The task =
Check every line for the word "skeleton" and give the number of lines where it occurs, nothing else.
# start of Dataset content
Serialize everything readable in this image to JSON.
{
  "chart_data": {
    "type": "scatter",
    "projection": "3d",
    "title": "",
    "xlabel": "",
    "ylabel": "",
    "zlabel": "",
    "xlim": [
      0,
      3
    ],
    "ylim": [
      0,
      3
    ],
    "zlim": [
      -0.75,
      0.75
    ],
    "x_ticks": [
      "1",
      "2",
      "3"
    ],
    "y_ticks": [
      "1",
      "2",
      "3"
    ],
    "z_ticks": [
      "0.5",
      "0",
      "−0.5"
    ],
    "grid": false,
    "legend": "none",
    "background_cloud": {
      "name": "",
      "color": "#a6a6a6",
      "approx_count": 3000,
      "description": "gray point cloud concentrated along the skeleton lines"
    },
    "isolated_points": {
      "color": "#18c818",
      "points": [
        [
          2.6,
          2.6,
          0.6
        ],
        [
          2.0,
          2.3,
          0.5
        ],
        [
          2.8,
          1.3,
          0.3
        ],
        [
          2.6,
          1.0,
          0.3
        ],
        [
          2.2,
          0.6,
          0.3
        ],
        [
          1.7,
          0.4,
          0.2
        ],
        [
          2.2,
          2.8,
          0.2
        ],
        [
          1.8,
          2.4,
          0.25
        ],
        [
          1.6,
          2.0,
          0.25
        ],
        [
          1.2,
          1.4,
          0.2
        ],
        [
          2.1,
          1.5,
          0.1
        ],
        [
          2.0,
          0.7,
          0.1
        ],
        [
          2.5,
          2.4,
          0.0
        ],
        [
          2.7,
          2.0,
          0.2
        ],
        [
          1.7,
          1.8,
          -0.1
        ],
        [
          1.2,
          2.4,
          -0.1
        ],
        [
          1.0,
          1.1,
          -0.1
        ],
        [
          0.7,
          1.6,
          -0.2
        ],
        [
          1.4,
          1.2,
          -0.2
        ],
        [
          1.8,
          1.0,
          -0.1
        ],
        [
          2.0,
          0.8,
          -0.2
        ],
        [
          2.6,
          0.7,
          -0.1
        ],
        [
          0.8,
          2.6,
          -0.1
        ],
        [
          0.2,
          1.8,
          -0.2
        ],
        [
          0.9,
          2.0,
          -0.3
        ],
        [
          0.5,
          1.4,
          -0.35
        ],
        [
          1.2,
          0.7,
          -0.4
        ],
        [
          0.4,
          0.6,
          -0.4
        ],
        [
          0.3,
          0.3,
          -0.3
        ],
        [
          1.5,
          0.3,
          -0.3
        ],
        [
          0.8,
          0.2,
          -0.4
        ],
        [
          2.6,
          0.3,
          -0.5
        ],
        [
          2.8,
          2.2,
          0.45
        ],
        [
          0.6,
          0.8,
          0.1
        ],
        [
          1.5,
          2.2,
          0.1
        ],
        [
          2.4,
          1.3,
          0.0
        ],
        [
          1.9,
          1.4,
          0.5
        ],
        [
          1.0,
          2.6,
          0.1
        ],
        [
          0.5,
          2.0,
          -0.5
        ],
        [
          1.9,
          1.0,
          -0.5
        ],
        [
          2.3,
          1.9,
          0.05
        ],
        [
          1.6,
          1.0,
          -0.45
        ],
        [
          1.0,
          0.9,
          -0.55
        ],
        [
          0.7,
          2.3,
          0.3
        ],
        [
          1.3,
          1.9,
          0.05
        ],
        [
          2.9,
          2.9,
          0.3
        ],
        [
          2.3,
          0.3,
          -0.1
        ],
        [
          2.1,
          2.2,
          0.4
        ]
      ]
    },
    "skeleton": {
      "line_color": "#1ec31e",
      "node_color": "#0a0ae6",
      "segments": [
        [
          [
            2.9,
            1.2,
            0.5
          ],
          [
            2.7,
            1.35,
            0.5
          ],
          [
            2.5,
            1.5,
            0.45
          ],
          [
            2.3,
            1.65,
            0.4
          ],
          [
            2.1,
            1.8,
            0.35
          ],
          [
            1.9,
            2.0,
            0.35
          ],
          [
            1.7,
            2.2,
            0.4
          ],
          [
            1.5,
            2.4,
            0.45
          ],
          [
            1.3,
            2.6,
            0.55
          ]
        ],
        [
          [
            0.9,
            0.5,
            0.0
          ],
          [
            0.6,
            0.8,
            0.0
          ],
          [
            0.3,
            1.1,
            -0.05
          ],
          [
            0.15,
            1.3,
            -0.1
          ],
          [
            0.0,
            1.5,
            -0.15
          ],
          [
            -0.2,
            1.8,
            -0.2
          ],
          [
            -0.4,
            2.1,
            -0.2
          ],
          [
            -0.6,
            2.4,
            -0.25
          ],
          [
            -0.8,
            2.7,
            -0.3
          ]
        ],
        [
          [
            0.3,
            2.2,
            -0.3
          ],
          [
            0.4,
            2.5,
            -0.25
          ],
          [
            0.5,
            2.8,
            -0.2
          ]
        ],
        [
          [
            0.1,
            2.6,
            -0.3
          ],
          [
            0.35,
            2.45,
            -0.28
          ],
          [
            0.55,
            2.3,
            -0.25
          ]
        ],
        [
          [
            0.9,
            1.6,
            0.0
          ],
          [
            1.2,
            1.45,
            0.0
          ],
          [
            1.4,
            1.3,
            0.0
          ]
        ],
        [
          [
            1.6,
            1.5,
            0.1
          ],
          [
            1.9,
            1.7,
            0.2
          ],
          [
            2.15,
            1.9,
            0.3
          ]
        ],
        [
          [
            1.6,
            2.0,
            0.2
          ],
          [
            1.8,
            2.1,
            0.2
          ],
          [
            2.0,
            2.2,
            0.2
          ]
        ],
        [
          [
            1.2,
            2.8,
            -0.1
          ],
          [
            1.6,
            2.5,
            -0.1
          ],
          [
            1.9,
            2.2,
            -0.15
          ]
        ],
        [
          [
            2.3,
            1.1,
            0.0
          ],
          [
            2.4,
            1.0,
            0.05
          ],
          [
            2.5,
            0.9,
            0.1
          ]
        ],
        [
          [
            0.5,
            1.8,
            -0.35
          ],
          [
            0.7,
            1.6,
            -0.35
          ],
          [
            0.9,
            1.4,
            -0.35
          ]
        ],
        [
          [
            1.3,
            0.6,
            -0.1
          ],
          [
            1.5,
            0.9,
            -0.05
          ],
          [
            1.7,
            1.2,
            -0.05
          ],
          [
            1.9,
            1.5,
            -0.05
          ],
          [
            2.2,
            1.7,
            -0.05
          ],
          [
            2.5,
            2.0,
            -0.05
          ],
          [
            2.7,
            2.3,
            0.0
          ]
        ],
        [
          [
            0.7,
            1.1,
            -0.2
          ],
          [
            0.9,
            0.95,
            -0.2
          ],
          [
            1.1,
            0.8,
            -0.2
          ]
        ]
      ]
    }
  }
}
# end of Dataset content
The completed task =
2